Stored data entries:
+ + +

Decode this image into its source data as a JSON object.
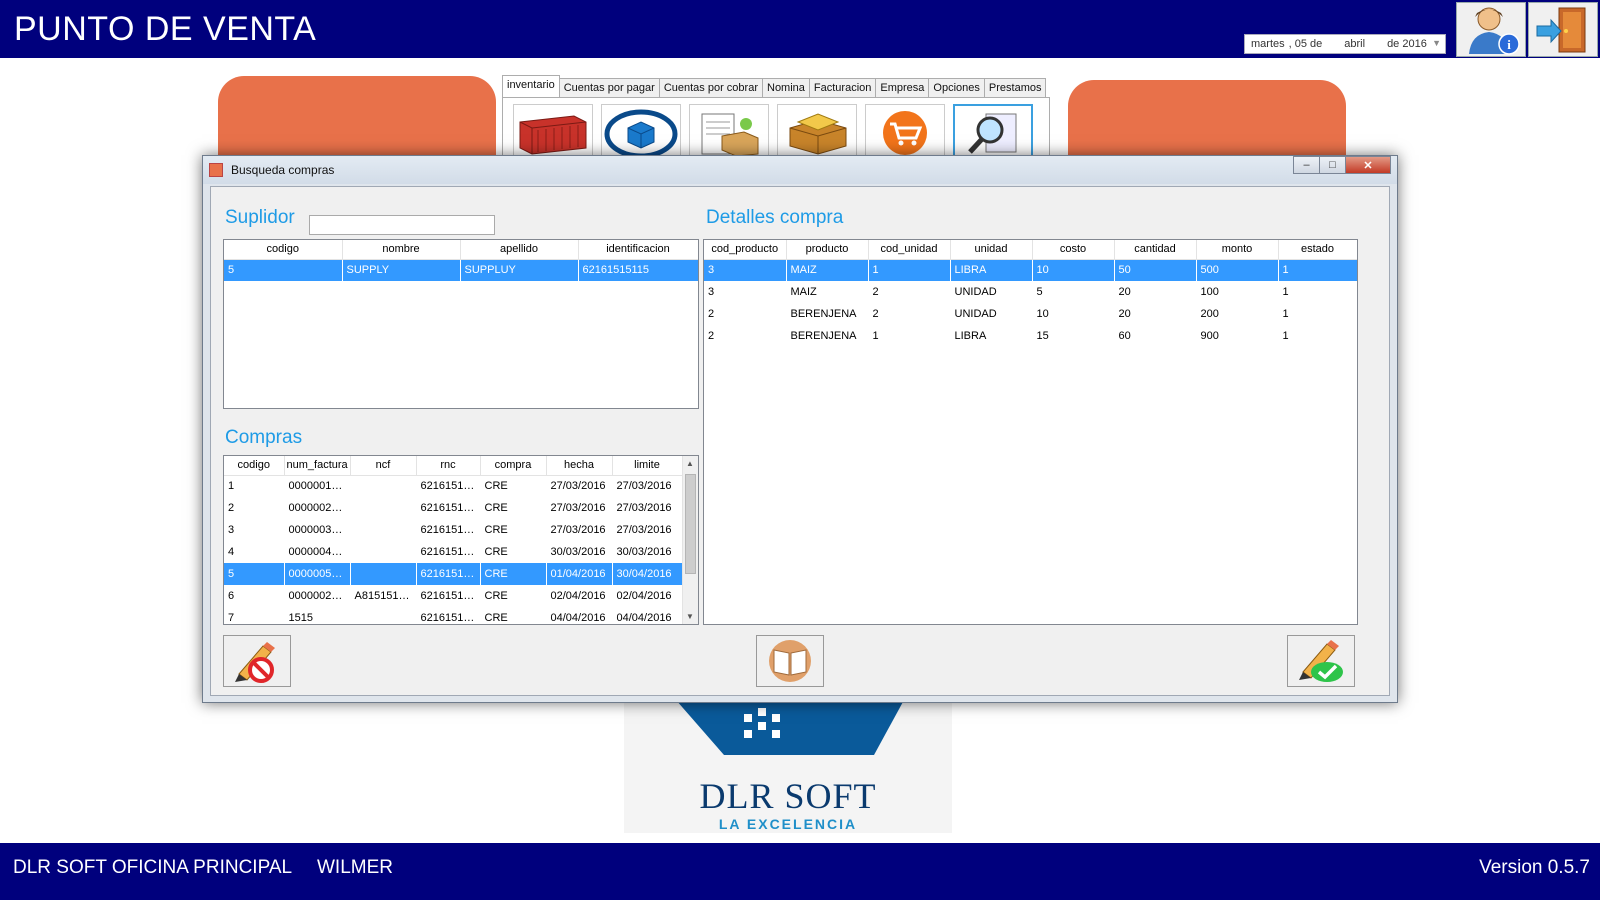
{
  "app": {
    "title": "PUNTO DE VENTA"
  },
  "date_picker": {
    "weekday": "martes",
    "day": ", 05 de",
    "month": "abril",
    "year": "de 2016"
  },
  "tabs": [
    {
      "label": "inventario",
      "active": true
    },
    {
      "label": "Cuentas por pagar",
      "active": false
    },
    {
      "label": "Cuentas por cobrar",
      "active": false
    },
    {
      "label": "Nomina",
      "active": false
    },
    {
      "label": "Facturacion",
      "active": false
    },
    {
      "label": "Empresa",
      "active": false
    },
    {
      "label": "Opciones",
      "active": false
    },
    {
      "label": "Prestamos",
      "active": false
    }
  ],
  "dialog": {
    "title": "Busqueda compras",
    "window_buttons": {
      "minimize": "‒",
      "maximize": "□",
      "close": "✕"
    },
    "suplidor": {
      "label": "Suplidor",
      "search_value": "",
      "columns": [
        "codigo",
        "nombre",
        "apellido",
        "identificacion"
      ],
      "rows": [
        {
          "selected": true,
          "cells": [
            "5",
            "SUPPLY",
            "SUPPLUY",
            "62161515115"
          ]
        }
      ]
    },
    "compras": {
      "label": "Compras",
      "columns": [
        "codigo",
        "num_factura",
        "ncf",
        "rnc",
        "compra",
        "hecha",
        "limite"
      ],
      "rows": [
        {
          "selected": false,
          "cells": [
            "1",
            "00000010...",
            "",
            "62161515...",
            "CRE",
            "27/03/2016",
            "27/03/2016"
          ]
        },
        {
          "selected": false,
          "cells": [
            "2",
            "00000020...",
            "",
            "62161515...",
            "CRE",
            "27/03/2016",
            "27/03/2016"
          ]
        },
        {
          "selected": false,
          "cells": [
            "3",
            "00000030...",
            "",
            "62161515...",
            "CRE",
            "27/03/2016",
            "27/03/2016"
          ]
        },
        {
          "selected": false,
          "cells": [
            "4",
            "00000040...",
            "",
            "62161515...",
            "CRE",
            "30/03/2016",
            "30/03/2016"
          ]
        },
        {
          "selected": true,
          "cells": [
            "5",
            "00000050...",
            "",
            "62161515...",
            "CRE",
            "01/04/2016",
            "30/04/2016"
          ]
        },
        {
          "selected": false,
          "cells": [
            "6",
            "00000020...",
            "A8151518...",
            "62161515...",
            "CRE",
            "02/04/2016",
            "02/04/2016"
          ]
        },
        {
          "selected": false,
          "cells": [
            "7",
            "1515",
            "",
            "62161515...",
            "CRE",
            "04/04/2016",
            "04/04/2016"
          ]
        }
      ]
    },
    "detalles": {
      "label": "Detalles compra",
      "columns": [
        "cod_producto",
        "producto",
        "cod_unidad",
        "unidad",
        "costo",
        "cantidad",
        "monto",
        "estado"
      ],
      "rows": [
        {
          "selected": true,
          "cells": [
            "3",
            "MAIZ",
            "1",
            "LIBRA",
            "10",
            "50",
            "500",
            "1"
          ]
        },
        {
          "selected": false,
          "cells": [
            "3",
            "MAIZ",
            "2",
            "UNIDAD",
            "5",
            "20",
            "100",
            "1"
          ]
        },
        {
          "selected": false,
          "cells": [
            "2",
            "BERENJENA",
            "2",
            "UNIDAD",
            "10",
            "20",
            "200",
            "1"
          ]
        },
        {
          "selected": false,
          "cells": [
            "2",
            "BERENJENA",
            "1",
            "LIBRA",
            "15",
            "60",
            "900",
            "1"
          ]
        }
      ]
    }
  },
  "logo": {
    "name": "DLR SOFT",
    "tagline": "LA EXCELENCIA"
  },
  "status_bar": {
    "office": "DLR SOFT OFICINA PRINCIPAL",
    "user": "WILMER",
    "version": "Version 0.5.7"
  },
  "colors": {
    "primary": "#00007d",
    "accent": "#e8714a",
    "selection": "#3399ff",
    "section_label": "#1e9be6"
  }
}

+ + +

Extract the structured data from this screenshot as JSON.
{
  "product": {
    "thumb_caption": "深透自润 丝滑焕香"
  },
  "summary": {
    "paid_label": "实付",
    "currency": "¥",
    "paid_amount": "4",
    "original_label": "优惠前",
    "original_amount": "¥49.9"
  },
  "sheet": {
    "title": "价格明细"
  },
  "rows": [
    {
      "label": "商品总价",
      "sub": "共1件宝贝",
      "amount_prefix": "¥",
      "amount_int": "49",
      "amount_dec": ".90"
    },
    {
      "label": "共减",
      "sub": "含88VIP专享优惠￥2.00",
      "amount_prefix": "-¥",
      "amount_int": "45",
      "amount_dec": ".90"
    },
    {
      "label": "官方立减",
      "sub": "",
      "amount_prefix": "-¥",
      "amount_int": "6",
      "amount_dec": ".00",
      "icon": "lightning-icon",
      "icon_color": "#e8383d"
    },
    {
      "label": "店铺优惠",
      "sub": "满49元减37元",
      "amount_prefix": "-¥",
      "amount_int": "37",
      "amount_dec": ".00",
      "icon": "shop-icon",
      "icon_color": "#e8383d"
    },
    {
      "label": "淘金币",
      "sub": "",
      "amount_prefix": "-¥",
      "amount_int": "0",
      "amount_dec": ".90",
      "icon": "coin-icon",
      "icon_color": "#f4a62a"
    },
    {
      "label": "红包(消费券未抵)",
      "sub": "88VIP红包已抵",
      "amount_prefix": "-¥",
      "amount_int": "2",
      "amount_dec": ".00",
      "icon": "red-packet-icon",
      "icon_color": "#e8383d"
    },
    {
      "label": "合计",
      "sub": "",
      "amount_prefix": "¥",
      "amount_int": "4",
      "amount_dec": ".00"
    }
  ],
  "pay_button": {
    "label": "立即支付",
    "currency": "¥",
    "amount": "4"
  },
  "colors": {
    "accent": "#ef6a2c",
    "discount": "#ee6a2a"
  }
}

+ + +

:: SHORT EXERCISE ::
Of the lines in the data above, how many contain the word "Cuentas"? Give only that figure.

:: TASK ANSWER ::
2